-- Exercise description --
Restate the data below word for word. Skip any images it contains.

-- Recorded information --
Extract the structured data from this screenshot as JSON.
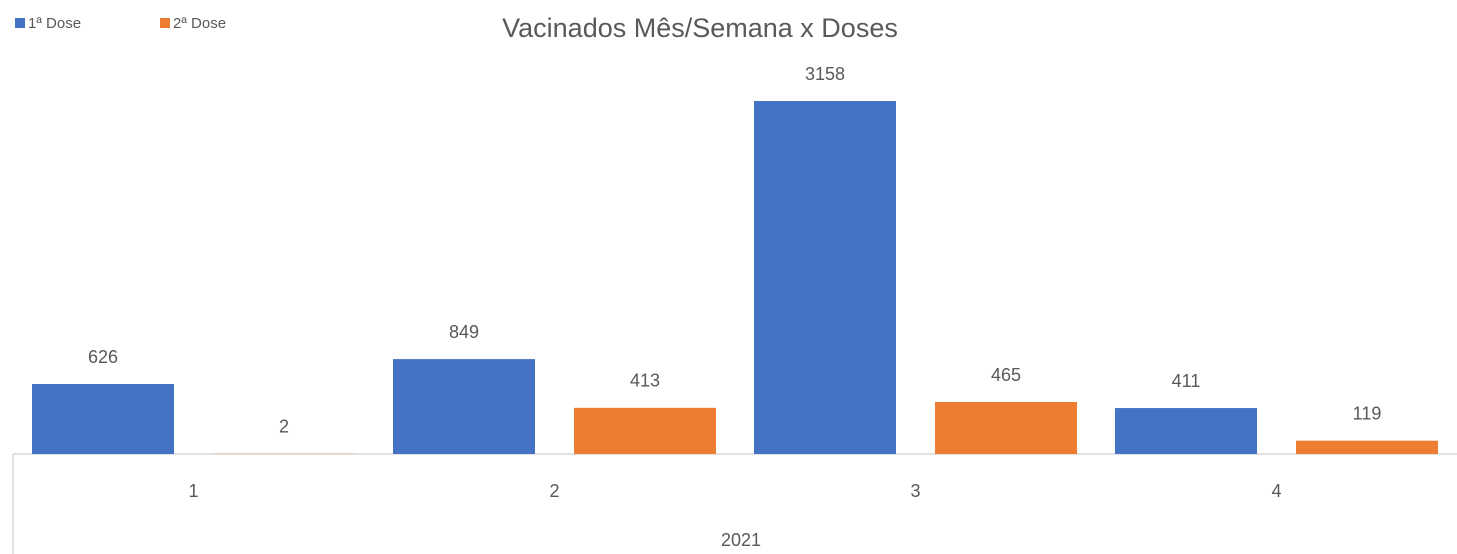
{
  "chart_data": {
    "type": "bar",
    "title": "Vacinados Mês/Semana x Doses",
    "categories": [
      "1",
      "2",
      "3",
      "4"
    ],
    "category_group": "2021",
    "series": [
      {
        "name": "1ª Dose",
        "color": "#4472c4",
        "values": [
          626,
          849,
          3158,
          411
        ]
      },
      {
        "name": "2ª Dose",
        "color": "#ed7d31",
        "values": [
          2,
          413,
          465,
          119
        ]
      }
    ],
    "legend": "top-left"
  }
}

-- Written answer --
Extract the structured data from this screenshot as JSON.
{
  "chart_data": {
    "type": "bar",
    "title": "Vacinados Mês/Semana x Doses",
    "categories": [
      "1",
      "2",
      "3",
      "4"
    ],
    "category_group": "2021",
    "series": [
      {
        "name": "1ª Dose",
        "color": "#4472c4",
        "values": [
          626,
          849,
          3158,
          411
        ]
      },
      {
        "name": "2ª Dose",
        "color": "#ed7d31",
        "values": [
          2,
          413,
          465,
          119
        ]
      }
    ],
    "legend": "top-left"
  }
}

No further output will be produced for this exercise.